#### [Job]
Write the data below out exactly as it stands. Do not include the pictures.

#### [Record extracts]
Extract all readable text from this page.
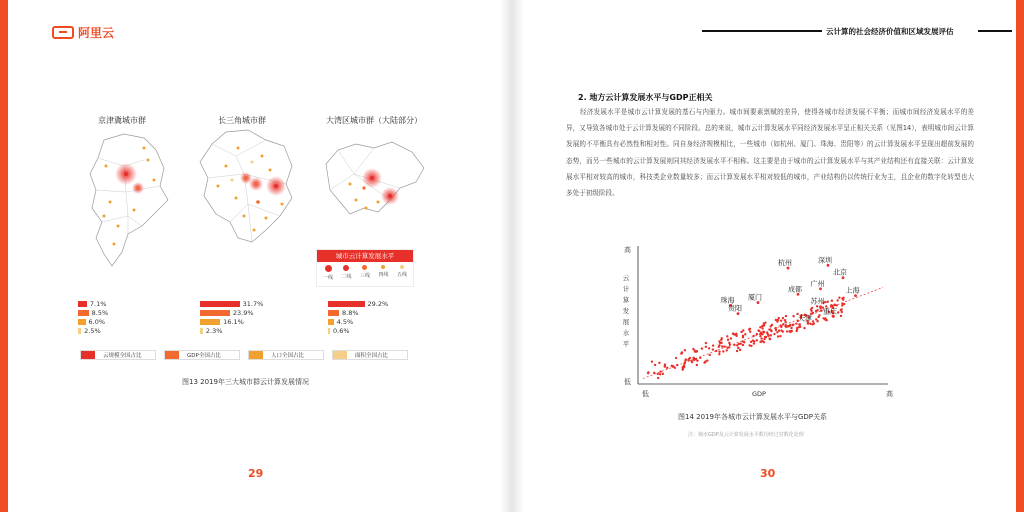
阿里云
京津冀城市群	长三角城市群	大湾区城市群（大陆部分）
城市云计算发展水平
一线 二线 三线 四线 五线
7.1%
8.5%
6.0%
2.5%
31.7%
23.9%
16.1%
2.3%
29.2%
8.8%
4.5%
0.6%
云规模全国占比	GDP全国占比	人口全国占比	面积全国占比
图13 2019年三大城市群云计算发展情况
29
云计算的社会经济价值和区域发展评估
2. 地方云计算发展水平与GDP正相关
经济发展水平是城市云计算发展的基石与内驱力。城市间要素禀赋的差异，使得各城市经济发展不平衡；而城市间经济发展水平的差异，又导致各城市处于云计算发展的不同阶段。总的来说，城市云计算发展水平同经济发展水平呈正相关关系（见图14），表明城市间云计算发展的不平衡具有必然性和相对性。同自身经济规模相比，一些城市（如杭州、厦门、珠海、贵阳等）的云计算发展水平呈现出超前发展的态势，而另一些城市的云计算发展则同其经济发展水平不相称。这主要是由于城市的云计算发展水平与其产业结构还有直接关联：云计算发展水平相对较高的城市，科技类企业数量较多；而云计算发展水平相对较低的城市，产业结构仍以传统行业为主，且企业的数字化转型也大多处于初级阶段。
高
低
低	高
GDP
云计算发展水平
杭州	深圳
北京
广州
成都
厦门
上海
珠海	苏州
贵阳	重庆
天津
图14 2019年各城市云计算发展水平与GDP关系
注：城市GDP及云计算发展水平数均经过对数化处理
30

#### [Response]
Extract all readable text from this page.
阿里云
京津冀城市群	长三角城市群	大湾区城市群（大陆部分）
城市云计算发展水平
一线 二线 三线 四线 五线
7.1%
8.5%
6.0%
2.5%
31.7%
23.9%
16.1%
2.3%
29.2%
8.8%
4.5%
0.6%
云规模全国占比	GDP全国占比	人口全国占比	面积全国占比
图13 2019年三大城市群云计算发展情况
29
云计算的社会经济价值和区域发展评估
2. 地方云计算发展水平与GDP正相关
经济发展水平是城市云计算发展的基石与内驱力。城市间要素禀赋的差异，使得各城市经济发展不平衡；而城市间经济发展水平的差异，又导致各城市处于云计算发展的不同阶段。总的来说，城市云计算发展水平同经济发展水平呈正相关关系（见图14），表明城市间云计算发展的不平衡具有必然性和相对性。同自身经济规模相比，一些城市（如杭州、厦门、珠海、贵阳等）的云计算发展水平呈现出超前发展的态势，而另一些城市的云计算发展则同其经济发展水平不相称。这主要是由于城市的云计算发展水平与其产业结构还有直接关联：云计算发展水平相对较高的城市，科技类企业数量较多；而云计算发展水平相对较低的城市，产业结构仍以传统行业为主，且企业的数字化转型也大多处于初级阶段。
高
低
低	高
GDP
云计算发展水平
杭州	深圳
北京
广州
成都
厦门
上海
珠海	苏州
贵阳	重庆
天津
图14 2019年各城市云计算发展水平与GDP关系
注：城市GDP及云计算发展水平数均经过对数化处理
30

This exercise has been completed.